Output the full listing below exactly as it reads, and skip anything that is a picture.

_MATERIALS PROVIDED_:
== == ==

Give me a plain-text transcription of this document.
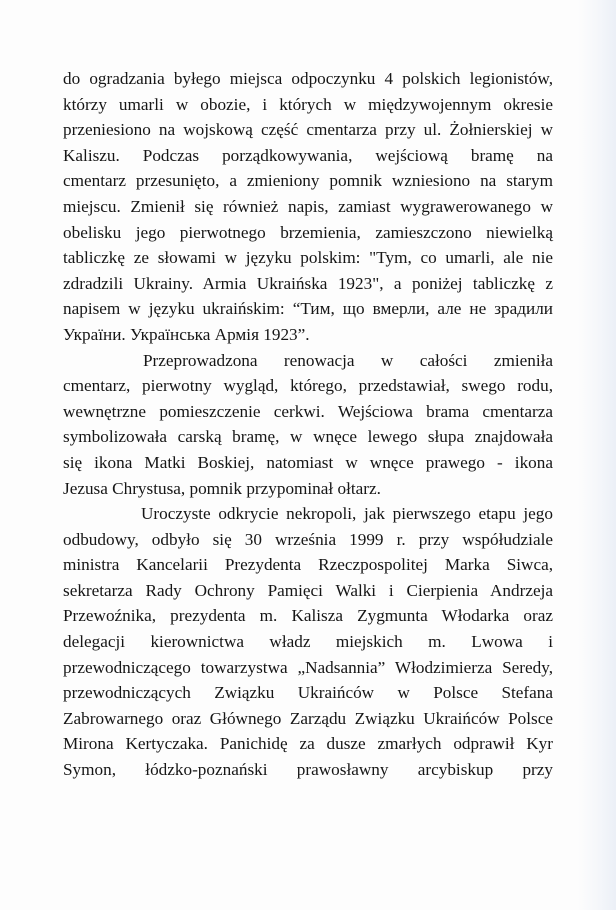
do ogradzania byłego miejsca odpoczynku 4 polskich legionistów,
którzy umarli w obozie, i których w międzywojennym okresie
przeniesiono na wojskową część cmentarza przy ul. Żołnierskiej w
Kaliszu. Podczas porządkowywania, wejściową bramę na
cmentarz przesunięto, a zmieniony pomnik wzniesiono na starym
miejscu. Zmienił się również napis, zamiast wygrawerowanego w
obelisku jego pierwotnego brzemienia, zamieszczono niewielką
tabliczkę ze słowami w języku polskim: "Tym, co umarli, ale nie
zdradzili Ukrainy. Armia Ukraińska 1923", a poniżej tabliczkę z
napisem w języku ukraińskim: “Тим, що вмерли, але не зрадили
України. Українська Армія 1923”.

Przeprowadzona renowacja w całości zmieniła
cmentarz, pierwotny wygląd, którego, przedstawiał, swego rodu,
wewnętrzne pomieszczenie cerkwi. Wejściowa brama cmentarza
symbolizowała carską bramę, w wnęce lewego słupa znajdowała
się ikona Matki Boskiej, natomiast w wnęce prawego - ikona
Jezusa Chrystusa, pomnik przypominał ołtarz.

Uroczyste odkrycie nekropoli, jak pierwszego etapu jego
odbudowy, odbyło się 30 września 1999 r. przy współudziale
ministra Kancelarii Prezydenta Rzeczpospolitej Marka Siwca,
sekretarza Rady Ochrony Pamięci Walki i Cierpienia Andrzeja
Przewoźnika, prezydenta m. Kalisza Zygmunta Włodarka oraz
delegacji kierownictwa władz miejskich m. Lwowa i
przewodniczącego towarzystwa „Nadsannia” Włodzimierza Seredy,
przewodniczących Związku Ukraińców w Polsce Stefana
Zabrowarnego oraz Głównego Zarządu Związku Ukraińców Polsce
Mirona Kertyczaka. Panichidę za dusze zmarłych odprawił Kyr
Symon, łódzko-poznański prawosławny arcybiskup przy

== == ==

_RESULT OF THIS TASK_:
Give me a plain-text transcription of this document.
do ogradzania byłego miejsca odpoczynku 4 polskich legionistów,
którzy umarli w obozie, i których w międzywojennym okresie
przeniesiono na wojskową część cmentarza przy ul. Żołnierskiej w
Kaliszu. Podczas porządkowywania, wejściową bramę na
cmentarz przesunięto, a zmieniony pomnik wzniesiono na starym
miejscu. Zmienił się również napis, zamiast wygrawerowanego w
obelisku jego pierwotnego brzemienia, zamieszczono niewielką
tabliczkę ze słowami w języku polskim: "Tym, co umarli, ale nie
zdradzili Ukrainy. Armia Ukraińska 1923", a poniżej tabliczkę z
napisem w języku ukraińskim: “Тим, що вмерли, але не зрадили
України. Українська Армія 1923”.

Przeprowadzona renowacja w całości zmieniła
cmentarz, pierwotny wygląd, którego, przedstawiał, swego rodu,
wewnętrzne pomieszczenie cerkwi. Wejściowa brama cmentarza
symbolizowała carską bramę, w wnęce lewego słupa znajdowała
się ikona Matki Boskiej, natomiast w wnęce prawego - ikona
Jezusa Chrystusa, pomnik przypominał ołtarz.

Uroczyste odkrycie nekropoli, jak pierwszego etapu jego
odbudowy, odbyło się 30 września 1999 r. przy współudziale
ministra Kancelarii Prezydenta Rzeczpospolitej Marka Siwca,
sekretarza Rady Ochrony Pamięci Walki i Cierpienia Andrzeja
Przewoźnika, prezydenta m. Kalisza Zygmunta Włodarka oraz
delegacji kierownictwa władz miejskich m. Lwowa i
przewodniczącego towarzystwa „Nadsannia” Włodzimierza Seredy,
przewodniczących Związku Ukraińców w Polsce Stefana
Zabrowarnego oraz Głównego Zarządu Związku Ukraińców Polsce
Mirona Kertyczaka. Panichidę za dusze zmarłych odprawił Kyr
Symon, łódzko-poznański prawosławny arcybiskup przy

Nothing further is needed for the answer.